━━━━━ Supplied data ━━━━━

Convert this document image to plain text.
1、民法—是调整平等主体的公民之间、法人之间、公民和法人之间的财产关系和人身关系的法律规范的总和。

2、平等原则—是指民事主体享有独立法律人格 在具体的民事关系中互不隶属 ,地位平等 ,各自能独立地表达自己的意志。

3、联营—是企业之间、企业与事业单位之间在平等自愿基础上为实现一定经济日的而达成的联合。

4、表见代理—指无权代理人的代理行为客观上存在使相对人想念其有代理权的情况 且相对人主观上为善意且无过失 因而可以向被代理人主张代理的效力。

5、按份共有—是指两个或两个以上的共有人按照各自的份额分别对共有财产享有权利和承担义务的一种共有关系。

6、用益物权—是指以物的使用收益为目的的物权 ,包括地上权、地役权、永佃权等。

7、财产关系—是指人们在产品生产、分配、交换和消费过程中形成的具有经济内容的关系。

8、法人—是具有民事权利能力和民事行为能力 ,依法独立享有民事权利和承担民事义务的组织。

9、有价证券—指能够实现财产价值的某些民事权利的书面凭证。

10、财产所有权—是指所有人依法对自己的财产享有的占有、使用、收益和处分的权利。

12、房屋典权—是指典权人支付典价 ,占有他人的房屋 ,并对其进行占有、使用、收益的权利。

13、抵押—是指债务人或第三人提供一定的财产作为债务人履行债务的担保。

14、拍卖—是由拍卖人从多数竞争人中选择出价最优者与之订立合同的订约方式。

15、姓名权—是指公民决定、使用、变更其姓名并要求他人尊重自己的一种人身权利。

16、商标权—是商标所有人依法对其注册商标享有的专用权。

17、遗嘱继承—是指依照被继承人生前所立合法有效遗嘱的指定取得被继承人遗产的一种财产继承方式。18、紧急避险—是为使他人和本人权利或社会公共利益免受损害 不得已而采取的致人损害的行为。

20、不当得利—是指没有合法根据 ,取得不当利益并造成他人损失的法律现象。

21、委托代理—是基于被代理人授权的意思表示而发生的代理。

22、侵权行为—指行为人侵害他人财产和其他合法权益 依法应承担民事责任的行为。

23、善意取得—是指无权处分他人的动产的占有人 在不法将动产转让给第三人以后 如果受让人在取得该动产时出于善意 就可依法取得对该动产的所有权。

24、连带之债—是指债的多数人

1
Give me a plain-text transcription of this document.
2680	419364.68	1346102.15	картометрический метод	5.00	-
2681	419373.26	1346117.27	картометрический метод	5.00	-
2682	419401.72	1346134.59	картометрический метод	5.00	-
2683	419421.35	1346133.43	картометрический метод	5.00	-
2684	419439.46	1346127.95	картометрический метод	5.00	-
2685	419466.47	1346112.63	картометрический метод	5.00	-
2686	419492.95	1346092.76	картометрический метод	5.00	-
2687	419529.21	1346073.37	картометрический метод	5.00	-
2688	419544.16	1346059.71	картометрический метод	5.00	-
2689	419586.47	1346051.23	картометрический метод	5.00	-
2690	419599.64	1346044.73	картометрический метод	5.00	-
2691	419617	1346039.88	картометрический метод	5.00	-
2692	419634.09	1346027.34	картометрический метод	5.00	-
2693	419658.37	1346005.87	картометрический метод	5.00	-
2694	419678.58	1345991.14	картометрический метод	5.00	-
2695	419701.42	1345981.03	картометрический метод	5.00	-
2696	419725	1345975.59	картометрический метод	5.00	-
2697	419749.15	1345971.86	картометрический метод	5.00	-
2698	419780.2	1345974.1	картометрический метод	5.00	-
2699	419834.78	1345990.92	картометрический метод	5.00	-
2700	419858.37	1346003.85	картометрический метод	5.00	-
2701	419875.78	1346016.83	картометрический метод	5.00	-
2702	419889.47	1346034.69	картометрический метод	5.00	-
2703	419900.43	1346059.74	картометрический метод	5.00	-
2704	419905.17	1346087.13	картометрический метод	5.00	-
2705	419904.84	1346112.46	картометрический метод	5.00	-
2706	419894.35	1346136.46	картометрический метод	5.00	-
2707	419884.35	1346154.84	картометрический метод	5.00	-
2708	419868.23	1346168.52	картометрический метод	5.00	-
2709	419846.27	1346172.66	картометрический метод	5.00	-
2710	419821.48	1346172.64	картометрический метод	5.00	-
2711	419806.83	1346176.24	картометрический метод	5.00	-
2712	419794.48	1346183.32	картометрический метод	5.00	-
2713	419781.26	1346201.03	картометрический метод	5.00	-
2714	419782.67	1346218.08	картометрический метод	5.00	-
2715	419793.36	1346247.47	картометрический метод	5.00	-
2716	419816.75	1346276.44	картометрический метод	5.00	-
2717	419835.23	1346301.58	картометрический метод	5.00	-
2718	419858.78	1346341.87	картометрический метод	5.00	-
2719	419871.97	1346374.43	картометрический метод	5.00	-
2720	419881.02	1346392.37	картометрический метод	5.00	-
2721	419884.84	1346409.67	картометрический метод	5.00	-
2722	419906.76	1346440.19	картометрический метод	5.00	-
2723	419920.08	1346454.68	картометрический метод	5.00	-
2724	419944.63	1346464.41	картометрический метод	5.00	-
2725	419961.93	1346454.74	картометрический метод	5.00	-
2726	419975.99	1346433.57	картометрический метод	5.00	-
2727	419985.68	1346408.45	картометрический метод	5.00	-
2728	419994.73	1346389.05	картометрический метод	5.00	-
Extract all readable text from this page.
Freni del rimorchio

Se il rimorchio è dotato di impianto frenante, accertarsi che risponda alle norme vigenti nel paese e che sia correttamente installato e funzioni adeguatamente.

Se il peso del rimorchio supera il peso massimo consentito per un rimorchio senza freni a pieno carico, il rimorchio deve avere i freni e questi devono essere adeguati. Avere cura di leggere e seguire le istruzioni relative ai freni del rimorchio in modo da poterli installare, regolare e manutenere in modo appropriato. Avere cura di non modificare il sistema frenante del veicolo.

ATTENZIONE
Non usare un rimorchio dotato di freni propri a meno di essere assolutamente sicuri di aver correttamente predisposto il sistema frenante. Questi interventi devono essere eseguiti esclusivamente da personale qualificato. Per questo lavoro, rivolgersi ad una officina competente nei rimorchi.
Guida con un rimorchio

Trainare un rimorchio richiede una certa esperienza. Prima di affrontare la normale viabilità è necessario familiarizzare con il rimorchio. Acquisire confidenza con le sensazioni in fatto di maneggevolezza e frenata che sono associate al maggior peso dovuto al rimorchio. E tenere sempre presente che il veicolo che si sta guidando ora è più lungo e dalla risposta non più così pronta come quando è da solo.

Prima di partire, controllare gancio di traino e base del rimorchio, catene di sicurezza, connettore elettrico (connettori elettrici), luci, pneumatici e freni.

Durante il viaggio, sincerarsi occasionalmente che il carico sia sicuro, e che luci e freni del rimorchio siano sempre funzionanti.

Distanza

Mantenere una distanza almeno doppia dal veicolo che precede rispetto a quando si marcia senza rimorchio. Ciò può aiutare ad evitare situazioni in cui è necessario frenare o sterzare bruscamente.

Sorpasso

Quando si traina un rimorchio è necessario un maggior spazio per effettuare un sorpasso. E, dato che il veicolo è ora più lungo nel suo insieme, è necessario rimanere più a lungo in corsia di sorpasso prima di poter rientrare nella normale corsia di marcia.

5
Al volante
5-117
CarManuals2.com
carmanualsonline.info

━━━━━

▸ Task prompt
Extract every entry in the listing word for word.

▸ Answer for this exercise
Convert this document image to plain text.
1、民法—是调整平等主体的公民之间、法人之间、公民和法人之间的财产关系和人身关系的法律规范的总和。

2、平等原则—是指民事主体享有独立法律人格 在具体的民事关系中互不隶属 ,地位平等 ,各自能独立地表达自己的意志。

3、联营—是企业之间、企业与事业单位之间在平等自愿基础上为实现一定经济日的而达成的联合。

4、表见代理—指无权代理人的代理行为客观上存在使相对人想念其有代理权的情况 且相对人主观上为善意且无过失 因而可以向被代理人主张代理的效力。

5、按份共有—是指两个或两个以上的共有人按照各自的份额分别对共有财产享有权利和承担义务的一种共有关系。

6、用益物权—是指以物的使用收益为目的的物权 ,包括地上权、地役权、永佃权等。

7、财产关系—是指人们在产品生产、分配、交换和消费过程中形成的具有经济内容的关系。

8、法人—是具有民事权利能力和民事行为能力 ,依法独立享有民事权利和承担民事义务的组织。

9、有价证券—指能够实现财产价值的某些民事权利的书面凭证。

10、财产所有权—是指所有人依法对自己的财产享有的占有、使用、收益和处分的权利。

12、房屋典权—是指典权人支付典价 ,占有他人的房屋 ,并对其进行占有、使用、收益的权利。

13、抵押—是指债务人或第三人提供一定的财产作为债务人履行债务的担保。

14、拍卖—是由拍卖人从多数竞争人中选择出价最优者与之订立合同的订约方式。

15、姓名权—是指公民决定、使用、变更其姓名并要求他人尊重自己的一种人身权利。

16、商标权—是商标所有人依法对其注册商标享有的专用权。

17、遗嘱继承—是指依照被继承人生前所立合法有效遗嘱的指定取得被继承人遗产的一种财产继承方式。18、紧急避险—是为使他人和本人权利或社会公共利益免受损害 不得已而采取的致人损害的行为。

20、不当得利—是指没有合法根据 ,取得不当利益并造成他人损失的法律现象。

21、委托代理—是基于被代理人授权的意思表示而发生的代理。

22、侵权行为—指行为人侵害他人财产和其他合法权益 依法应承担民事责任的行为。

23、善意取得—是指无权处分他人的动产的占有人 在不法将动产转让给第三人以后 如果受让人在取得该动产时出于善意 就可依法取得对该动产的所有权。

24、连带之债—是指债的多数人

1
Give me a plain-text transcription of this document.
2680	419364.68	1346102.15	картометрический метод	5.00	-
2681	419373.26	1346117.27	картометрический метод	5.00	-
2682	419401.72	1346134.59	картометрический метод	5.00	-
2683	419421.35	1346133.43	картометрический метод	5.00	-
2684	419439.46	1346127.95	картометрический метод	5.00	-
2685	419466.47	1346112.63	картометрический метод	5.00	-
2686	419492.95	1346092.76	картометрический метод	5.00	-
2687	419529.21	1346073.37	картометрический метод	5.00	-
2688	419544.16	1346059.71	картометрический метод	5.00	-
2689	419586.47	1346051.23	картометрический метод	5.00	-
2690	419599.64	1346044.73	картометрический метод	5.00	-
2691	419617	1346039.88	картометрический метод	5.00	-
2692	419634.09	1346027.34	картометрический метод	5.00	-
2693	419658.37	1346005.87	картометрический метод	5.00	-
2694	419678.58	1345991.14	картометрический метод	5.00	-
2695	419701.42	1345981.03	картометрический метод	5.00	-
2696	419725	1345975.59	картометрический метод	5.00	-
2697	419749.15	1345971.86	картометрический метод	5.00	-
2698	419780.2	1345974.1	картометрический метод	5.00	-
2699	419834.78	1345990.92	картометрический метод	5.00	-
2700	419858.37	1346003.85	картометрический метод	5.00	-
2701	419875.78	1346016.83	картометрический метод	5.00	-
2702	419889.47	1346034.69	картометрический метод	5.00	-
2703	419900.43	1346059.74	картометрический метод	5.00	-
2704	419905.17	1346087.13	картометрический метод	5.00	-
2705	419904.84	1346112.46	картометрический метод	5.00	-
2706	419894.35	1346136.46	картометрический метод	5.00	-
2707	419884.35	1346154.84	картометрический метод	5.00	-
2708	419868.23	1346168.52	картометрический метод	5.00	-
2709	419846.27	1346172.66	картометрический метод	5.00	-
2710	419821.48	1346172.64	картометрический метод	5.00	-
2711	419806.83	1346176.24	картометрический метод	5.00	-
2712	419794.48	1346183.32	картометрический метод	5.00	-
2713	419781.26	1346201.03	картометрический метод	5.00	-
2714	419782.67	1346218.08	картометрический метод	5.00	-
2715	419793.36	1346247.47	картометрический метод	5.00	-
2716	419816.75	1346276.44	картометрический метод	5.00	-
2717	419835.23	1346301.58	картометрический метод	5.00	-
2718	419858.78	1346341.87	картометрический метод	5.00	-
2719	419871.97	1346374.43	картометрический метод	5.00	-
2720	419881.02	1346392.37	картометрический метод	5.00	-
2721	419884.84	1346409.67	картометрический метод	5.00	-
2722	419906.76	1346440.19	картометрический метод	5.00	-
2723	419920.08	1346454.68	картометрический метод	5.00	-
2724	419944.63	1346464.41	картометрический метод	5.00	-
2725	419961.93	1346454.74	картометрический метод	5.00	-
2726	419975.99	1346433.57	картометрический метод	5.00	-
2727	419985.68	1346408.45	картометрический метод	5.00	-
2728	419994.73	1346389.05	картометрический метод	5.00	-
Extract all readable text from this page.
Freni del rimorchio

Se il rimorchio è dotato di impianto frenante, accertarsi che risponda alle norme vigenti nel paese e che sia correttamente installato e funzioni adeguatamente.

Se il peso del rimorchio supera il peso massimo consentito per un rimorchio senza freni a pieno carico, il rimorchio deve avere i freni e questi devono essere adeguati. Avere cura di leggere e seguire le istruzioni relative ai freni del rimorchio in modo da poterli installare, regolare e manutenere in modo appropriato. Avere cura di non modificare il sistema frenante del veicolo.

ATTENZIONE
Non usare un rimorchio dotato di freni propri a meno di essere assolutamente sicuri di aver correttamente predisposto il sistema frenante. Questi interventi devono essere eseguiti esclusivamente da personale qualificato. Per questo lavoro, rivolgersi ad una officina competente nei rimorchi.
Guida con un rimorchio

Trainare un rimorchio richiede una certa esperienza. Prima di affrontare la normale viabilità è necessario familiarizzare con il rimorchio. Acquisire confidenza con le sensazioni in fatto di maneggevolezza e frenata che sono associate al maggior peso dovuto al rimorchio. E tenere sempre presente che il veicolo che si sta guidando ora è più lungo e dalla risposta non più così pronta come quando è da solo.

Prima di partire, controllare gancio di traino e base del rimorchio, catene di sicurezza, connettore elettrico (connettori elettrici), luci, pneumatici e freni.

Durante il viaggio, sincerarsi occasionalmente che il carico sia sicuro, e che luci e freni del rimorchio siano sempre funzionanti.

Distanza

Mantenere una distanza almeno doppia dal veicolo che precede rispetto a quando si marcia senza rimorchio. Ciò può aiutare ad evitare situazioni in cui è necessario frenare o sterzare bruscamente.

Sorpasso

Quando si traina un rimorchio è necessario un maggior spazio per effettuare un sorpasso. E, dato che il veicolo è ora più lungo nel suo insieme, è necessario rimanere più a lungo in corsia di sorpasso prima di poter rientrare nella normale corsia di marcia.

5
Al volante
5-117
CarManuals2.com
carmanualsonline.info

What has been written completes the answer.